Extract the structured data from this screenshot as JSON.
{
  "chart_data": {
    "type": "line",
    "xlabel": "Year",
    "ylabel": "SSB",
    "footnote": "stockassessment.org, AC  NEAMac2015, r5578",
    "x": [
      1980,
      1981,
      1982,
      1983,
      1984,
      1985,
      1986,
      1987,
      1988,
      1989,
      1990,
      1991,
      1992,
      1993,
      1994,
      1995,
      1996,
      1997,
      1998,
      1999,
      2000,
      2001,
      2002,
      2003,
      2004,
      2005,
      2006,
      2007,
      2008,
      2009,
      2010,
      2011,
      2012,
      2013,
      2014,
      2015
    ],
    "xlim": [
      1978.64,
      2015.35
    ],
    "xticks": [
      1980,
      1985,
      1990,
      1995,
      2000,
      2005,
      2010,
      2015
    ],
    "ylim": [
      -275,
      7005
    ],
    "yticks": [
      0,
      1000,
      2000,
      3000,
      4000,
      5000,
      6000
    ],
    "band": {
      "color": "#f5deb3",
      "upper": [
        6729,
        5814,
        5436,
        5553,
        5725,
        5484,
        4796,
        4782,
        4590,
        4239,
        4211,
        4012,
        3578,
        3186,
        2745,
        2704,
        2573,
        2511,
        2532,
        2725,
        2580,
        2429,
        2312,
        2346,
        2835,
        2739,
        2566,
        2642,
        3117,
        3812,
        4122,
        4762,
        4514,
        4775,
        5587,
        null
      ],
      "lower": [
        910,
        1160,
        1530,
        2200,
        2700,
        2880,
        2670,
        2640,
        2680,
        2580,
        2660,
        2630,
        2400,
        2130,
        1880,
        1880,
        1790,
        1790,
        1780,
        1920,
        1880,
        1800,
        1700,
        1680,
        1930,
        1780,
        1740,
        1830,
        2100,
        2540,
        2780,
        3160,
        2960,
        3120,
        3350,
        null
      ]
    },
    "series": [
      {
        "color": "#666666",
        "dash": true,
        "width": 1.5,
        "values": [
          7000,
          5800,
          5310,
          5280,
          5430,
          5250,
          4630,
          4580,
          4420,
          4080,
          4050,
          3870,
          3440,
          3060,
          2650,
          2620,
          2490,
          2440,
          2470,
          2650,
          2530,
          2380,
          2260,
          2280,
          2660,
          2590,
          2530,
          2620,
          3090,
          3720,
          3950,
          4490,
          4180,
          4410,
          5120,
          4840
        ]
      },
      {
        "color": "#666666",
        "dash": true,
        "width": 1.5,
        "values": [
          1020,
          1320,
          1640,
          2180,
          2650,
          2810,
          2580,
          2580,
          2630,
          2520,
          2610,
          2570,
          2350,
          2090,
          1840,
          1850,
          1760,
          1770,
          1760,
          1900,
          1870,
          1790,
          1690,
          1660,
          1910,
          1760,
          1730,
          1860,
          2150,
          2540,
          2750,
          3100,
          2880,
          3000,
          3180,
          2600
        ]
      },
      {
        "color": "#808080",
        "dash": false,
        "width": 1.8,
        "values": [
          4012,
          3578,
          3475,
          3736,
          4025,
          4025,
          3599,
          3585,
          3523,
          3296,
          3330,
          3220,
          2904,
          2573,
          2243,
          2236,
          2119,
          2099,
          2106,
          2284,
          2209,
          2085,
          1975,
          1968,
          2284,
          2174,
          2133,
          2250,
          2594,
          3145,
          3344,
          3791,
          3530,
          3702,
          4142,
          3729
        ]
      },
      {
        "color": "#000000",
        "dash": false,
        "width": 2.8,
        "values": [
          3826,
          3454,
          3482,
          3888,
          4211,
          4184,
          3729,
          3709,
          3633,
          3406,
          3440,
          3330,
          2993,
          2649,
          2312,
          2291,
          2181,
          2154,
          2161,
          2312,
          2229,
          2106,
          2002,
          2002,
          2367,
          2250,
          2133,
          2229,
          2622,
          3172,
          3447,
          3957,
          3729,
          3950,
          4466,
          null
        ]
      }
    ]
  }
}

## What you have to do
Faithfully copy every entry, leaving nothing out.

## Worked answer
Extract the structured data from this screenshot as JSON.
{
  "chart_data": {
    "type": "line",
    "xlabel": "Year",
    "ylabel": "SSB",
    "footnote": "stockassessment.org, AC  NEAMac2015, r5578",
    "x": [
      1980,
      1981,
      1982,
      1983,
      1984,
      1985,
      1986,
      1987,
      1988,
      1989,
      1990,
      1991,
      1992,
      1993,
      1994,
      1995,
      1996,
      1997,
      1998,
      1999,
      2000,
      2001,
      2002,
      2003,
      2004,
      2005,
      2006,
      2007,
      2008,
      2009,
      2010,
      2011,
      2012,
      2013,
      2014,
      2015
    ],
    "xlim": [
      1978.64,
      2015.35
    ],
    "xticks": [
      1980,
      1985,
      1990,
      1995,
      2000,
      2005,
      2010,
      2015
    ],
    "ylim": [
      -275,
      7005
    ],
    "yticks": [
      0,
      1000,
      2000,
      3000,
      4000,
      5000,
      6000
    ],
    "band": {
      "color": "#f5deb3",
      "upper": [
        6729,
        5814,
        5436,
        5553,
        5725,
        5484,
        4796,
        4782,
        4590,
        4239,
        4211,
        4012,
        3578,
        3186,
        2745,
        2704,
        2573,
        2511,
        2532,
        2725,
        2580,
        2429,
        2312,
        2346,
        2835,
        2739,
        2566,
        2642,
        3117,
        3812,
        4122,
        4762,
        4514,
        4775,
        5587,
        null
      ],
      "lower": [
        910,
        1160,
        1530,
        2200,
        2700,
        2880,
        2670,
        2640,
        2680,
        2580,
        2660,
        2630,
        2400,
        2130,
        1880,
        1880,
        1790,
        1790,
        1780,
        1920,
        1880,
        1800,
        1700,
        1680,
        1930,
        1780,
        1740,
        1830,
        2100,
        2540,
        2780,
        3160,
        2960,
        3120,
        3350,
        null
      ]
    },
    "series": [
      {
        "color": "#666666",
        "dash": true,
        "width": 1.5,
        "values": [
          7000,
          5800,
          5310,
          5280,
          5430,
          5250,
          4630,
          4580,
          4420,
          4080,
          4050,
          3870,
          3440,
          3060,
          2650,
          2620,
          2490,
          2440,
          2470,
          2650,
          2530,
          2380,
          2260,
          2280,
          2660,
          2590,
          2530,
          2620,
          3090,
          3720,
          3950,
          4490,
          4180,
          4410,
          5120,
          4840
        ]
      },
      {
        "color": "#666666",
        "dash": true,
        "width": 1.5,
        "values": [
          1020,
          1320,
          1640,
          2180,
          2650,
          2810,
          2580,
          2580,
          2630,
          2520,
          2610,
          2570,
          2350,
          2090,
          1840,
          1850,
          1760,
          1770,
          1760,
          1900,
          1870,
          1790,
          1690,
          1660,
          1910,
          1760,
          1730,
          1860,
          2150,
          2540,
          2750,
          3100,
          2880,
          3000,
          3180,
          2600
        ]
      },
      {
        "color": "#808080",
        "dash": false,
        "width": 1.8,
        "values": [
          4012,
          3578,
          3475,
          3736,
          4025,
          4025,
          3599,
          3585,
          3523,
          3296,
          3330,
          3220,
          2904,
          2573,
          2243,
          2236,
          2119,
          2099,
          2106,
          2284,
          2209,
          2085,
          1975,
          1968,
          2284,
          2174,
          2133,
          2250,
          2594,
          3145,
          3344,
          3791,
          3530,
          3702,
          4142,
          3729
        ]
      },
      {
        "color": "#000000",
        "dash": false,
        "width": 2.8,
        "values": [
          3826,
          3454,
          3482,
          3888,
          4211,
          4184,
          3729,
          3709,
          3633,
          3406,
          3440,
          3330,
          2993,
          2649,
          2312,
          2291,
          2181,
          2154,
          2161,
          2312,
          2229,
          2106,
          2002,
          2002,
          2367,
          2250,
          2133,
          2229,
          2622,
          3172,
          3447,
          3957,
          3729,
          3950,
          4466,
          null
        ]
      }
    ]
  }
}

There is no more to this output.